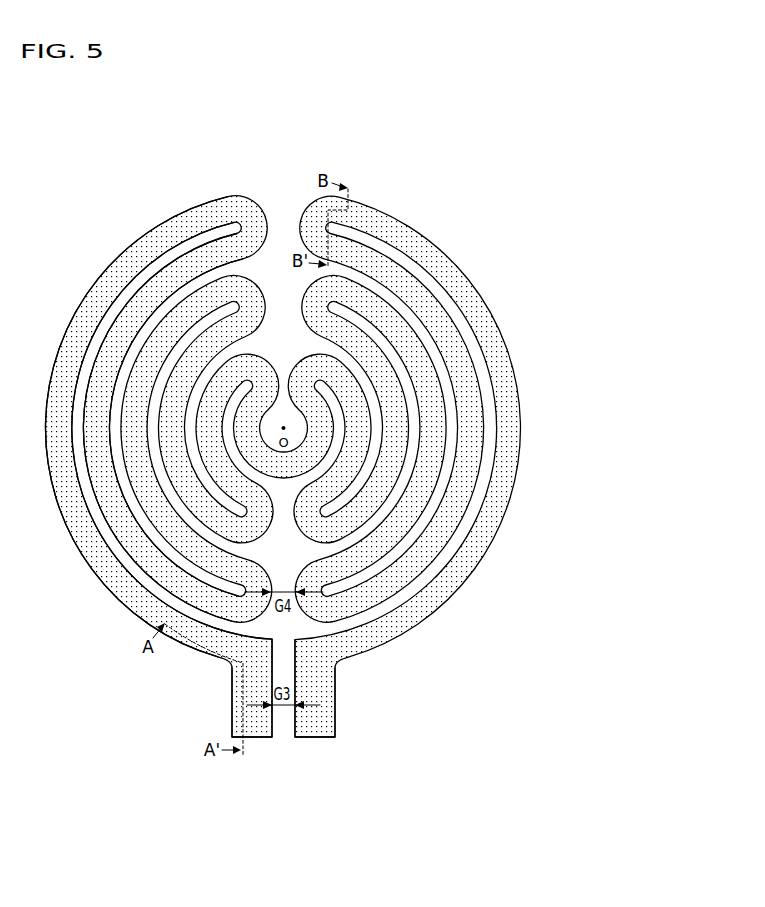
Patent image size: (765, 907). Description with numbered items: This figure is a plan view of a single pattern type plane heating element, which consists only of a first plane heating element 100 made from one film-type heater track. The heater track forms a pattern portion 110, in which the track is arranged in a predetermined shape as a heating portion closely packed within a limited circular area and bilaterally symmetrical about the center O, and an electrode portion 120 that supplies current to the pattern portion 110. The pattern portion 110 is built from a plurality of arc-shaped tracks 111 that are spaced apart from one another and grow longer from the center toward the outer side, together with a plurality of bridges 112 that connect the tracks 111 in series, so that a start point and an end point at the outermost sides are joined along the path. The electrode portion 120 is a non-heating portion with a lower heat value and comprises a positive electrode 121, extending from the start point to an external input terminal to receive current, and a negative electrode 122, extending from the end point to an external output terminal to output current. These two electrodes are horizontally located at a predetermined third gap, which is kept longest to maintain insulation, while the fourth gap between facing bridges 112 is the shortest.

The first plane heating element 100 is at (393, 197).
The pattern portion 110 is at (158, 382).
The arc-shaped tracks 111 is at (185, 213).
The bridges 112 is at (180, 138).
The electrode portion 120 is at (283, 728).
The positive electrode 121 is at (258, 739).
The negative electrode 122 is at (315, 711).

____

→ WHAT IS NEEDED: Reproduce the records above word for word, leaving out the pictures.

→ ANSWER TO THE PROBLEM:
Patent image size: (765, 907). Description with numbered items: This figure is a plan view of a single pattern type plane heating element, which consists only of a first plane heating element 100 made from one film-type heater track. The heater track forms a pattern portion 110, in which the track is arranged in a predetermined shape as a heating portion closely packed within a limited circular area and bilaterally symmetrical about the center O, and an electrode portion 120 that supplies current to the pattern portion 110. The pattern portion 110 is built from a plurality of arc-shaped tracks 111 that are spaced apart from one another and grow longer from the center toward the outer side, together with a plurality of bridges 112 that connect the tracks 111 in series, so that a start point and an end point at the outermost sides are joined along the path. The electrode portion 120 is a non-heating portion with a lower heat value and comprises a positive electrode 121, extending from the start point to an external input terminal to receive current, and a negative electrode 122, extending from the end point to an external output terminal to output current. These two electrodes are horizontally located at a predetermined third gap, which is kept longest to maintain insulation, while the fourth gap between facing bridges 112 is the shortest.

The first plane heating element 100 is at (393, 197).
The pattern portion 110 is at (158, 382).
The arc-shaped tracks 111 is at (185, 213).
The bridges 112 is at (180, 138).
The electrode portion 120 is at (283, 728).
The positive electrode 121 is at (258, 739).
The negative electrode 122 is at (315, 711).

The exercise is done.